Data to use:
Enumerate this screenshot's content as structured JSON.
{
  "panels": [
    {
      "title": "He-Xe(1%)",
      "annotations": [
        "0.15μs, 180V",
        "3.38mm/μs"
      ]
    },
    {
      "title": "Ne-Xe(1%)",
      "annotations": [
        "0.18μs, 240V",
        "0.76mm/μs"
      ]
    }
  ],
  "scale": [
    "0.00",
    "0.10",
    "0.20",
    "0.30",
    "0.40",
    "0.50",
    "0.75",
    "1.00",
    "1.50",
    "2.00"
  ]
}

The exercise: Output the data above exactly, please, line for line.

In response:
Enumerate this screenshot's content as structured JSON.
{
  "panels": [
    {
      "title": "He-Xe(1%)",
      "annotations": [
        "0.15μs, 180V",
        "3.38mm/μs"
      ]
    },
    {
      "title": "Ne-Xe(1%)",
      "annotations": [
        "0.18μs, 240V",
        "0.76mm/μs"
      ]
    }
  ],
  "scale": [
    "0.00",
    "0.10",
    "0.20",
    "0.30",
    "0.40",
    "0.50",
    "0.75",
    "1.00",
    "1.50",
    "2.00"
  ]
}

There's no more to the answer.